* [EXERCISE INSTRUCTIONS] In the data below, locate each line with the word "bottom" and list it.

* [MATERIAL SHOWN]

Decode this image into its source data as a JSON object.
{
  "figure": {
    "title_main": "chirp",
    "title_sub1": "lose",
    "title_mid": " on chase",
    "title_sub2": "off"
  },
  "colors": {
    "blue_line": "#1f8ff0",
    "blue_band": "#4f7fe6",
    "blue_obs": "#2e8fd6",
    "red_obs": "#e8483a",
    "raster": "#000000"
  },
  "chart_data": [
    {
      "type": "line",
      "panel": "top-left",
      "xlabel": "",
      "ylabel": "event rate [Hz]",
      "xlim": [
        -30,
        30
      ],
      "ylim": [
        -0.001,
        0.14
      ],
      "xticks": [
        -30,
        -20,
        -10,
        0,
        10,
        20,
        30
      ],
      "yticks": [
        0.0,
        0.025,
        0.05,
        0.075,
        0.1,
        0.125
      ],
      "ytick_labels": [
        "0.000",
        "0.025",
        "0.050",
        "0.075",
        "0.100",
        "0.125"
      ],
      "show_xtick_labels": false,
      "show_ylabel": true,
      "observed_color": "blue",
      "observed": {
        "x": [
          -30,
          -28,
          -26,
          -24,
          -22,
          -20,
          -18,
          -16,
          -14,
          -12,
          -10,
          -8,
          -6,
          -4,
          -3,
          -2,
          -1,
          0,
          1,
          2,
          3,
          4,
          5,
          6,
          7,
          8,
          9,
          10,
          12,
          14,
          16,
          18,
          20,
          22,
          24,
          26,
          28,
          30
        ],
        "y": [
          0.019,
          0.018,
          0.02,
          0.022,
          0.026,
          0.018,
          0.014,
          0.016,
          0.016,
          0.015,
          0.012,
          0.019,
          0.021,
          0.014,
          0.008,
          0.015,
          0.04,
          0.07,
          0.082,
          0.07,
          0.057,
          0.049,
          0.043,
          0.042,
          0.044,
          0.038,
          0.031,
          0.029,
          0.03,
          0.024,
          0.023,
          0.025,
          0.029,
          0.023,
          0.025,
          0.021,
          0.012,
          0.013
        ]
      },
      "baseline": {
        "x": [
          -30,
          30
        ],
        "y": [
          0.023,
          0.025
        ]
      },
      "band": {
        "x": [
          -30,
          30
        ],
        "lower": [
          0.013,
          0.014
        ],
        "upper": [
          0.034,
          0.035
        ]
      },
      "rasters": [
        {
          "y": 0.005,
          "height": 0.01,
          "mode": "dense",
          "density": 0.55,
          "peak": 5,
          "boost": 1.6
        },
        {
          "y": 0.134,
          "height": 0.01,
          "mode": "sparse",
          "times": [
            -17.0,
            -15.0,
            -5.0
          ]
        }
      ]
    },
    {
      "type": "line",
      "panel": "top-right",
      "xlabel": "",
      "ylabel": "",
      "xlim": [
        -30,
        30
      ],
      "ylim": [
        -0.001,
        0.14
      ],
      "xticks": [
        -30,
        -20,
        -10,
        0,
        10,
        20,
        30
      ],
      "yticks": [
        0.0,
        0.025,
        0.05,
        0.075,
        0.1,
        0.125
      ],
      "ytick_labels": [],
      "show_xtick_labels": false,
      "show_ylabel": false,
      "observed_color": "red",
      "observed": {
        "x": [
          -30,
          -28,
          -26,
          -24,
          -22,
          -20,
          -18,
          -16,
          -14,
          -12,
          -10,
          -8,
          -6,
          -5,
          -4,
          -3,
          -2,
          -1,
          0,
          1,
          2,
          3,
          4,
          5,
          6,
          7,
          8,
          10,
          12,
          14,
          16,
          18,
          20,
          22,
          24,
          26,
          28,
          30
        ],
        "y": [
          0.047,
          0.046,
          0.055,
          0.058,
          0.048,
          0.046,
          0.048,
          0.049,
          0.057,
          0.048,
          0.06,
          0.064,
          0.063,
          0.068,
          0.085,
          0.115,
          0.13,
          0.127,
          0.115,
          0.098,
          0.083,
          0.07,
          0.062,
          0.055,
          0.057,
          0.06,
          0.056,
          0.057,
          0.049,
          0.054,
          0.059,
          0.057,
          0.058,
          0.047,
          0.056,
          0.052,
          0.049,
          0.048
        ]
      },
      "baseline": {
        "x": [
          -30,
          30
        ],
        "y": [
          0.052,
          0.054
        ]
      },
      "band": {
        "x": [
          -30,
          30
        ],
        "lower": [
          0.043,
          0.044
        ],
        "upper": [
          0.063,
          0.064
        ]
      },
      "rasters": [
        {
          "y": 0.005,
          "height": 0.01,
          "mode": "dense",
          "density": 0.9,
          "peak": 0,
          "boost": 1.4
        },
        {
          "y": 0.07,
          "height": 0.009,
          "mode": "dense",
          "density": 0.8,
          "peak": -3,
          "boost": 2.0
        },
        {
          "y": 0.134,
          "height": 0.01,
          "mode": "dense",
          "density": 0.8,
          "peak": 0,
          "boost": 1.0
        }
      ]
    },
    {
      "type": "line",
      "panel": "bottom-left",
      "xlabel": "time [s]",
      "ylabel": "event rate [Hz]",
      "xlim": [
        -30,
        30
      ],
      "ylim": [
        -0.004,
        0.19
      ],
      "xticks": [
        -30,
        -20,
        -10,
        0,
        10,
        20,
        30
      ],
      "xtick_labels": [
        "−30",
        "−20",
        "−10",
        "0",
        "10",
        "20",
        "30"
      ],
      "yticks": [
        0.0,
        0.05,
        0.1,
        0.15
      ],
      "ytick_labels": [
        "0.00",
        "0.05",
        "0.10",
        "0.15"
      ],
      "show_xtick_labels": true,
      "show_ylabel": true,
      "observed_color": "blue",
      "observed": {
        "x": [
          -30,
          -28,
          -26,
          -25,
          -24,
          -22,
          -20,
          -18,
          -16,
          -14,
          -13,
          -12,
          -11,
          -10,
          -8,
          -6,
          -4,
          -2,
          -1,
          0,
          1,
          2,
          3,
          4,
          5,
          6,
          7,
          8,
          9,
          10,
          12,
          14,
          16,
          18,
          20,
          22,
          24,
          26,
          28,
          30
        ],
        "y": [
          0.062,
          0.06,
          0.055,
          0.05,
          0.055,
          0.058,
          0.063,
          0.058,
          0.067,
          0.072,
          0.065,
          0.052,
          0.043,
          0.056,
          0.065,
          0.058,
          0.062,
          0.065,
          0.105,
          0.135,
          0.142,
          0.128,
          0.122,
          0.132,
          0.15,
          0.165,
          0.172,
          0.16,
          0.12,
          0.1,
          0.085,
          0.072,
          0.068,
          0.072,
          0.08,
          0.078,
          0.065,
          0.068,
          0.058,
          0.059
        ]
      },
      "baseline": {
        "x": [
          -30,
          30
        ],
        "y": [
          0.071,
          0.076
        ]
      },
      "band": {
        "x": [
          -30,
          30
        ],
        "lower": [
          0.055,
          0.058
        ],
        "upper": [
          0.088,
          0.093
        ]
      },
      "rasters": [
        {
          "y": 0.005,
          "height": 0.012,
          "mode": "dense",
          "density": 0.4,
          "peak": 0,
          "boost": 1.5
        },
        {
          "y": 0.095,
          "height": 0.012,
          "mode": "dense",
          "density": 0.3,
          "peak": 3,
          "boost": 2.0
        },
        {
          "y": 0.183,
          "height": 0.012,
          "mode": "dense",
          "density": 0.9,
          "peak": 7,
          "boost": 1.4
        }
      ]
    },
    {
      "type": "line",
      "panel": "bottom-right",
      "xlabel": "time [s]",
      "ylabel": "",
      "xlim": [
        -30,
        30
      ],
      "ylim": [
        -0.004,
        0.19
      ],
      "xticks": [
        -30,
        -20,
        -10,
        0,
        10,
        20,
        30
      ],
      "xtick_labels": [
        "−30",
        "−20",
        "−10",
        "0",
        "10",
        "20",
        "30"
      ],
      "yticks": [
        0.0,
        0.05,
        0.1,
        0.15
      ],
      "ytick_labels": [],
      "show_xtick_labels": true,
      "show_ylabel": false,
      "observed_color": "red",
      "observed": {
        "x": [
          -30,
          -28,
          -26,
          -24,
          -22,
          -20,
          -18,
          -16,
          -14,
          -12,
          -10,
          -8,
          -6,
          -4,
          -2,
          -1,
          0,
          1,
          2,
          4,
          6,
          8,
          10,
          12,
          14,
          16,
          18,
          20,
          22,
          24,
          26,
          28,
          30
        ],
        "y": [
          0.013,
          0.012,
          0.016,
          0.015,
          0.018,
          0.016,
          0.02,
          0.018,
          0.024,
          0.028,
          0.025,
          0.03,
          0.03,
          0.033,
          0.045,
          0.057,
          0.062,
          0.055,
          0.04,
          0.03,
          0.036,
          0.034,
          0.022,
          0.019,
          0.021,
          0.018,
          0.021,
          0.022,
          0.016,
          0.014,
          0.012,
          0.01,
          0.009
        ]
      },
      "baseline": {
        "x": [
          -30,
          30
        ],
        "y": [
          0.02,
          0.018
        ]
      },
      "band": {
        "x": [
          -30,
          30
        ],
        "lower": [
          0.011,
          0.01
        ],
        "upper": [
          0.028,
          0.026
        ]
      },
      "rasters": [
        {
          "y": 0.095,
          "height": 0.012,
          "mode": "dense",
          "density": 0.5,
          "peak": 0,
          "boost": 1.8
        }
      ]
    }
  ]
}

* [WRITTEN ANSWER]
      "panel": "bottom-left",
      "panel": "bottom-right",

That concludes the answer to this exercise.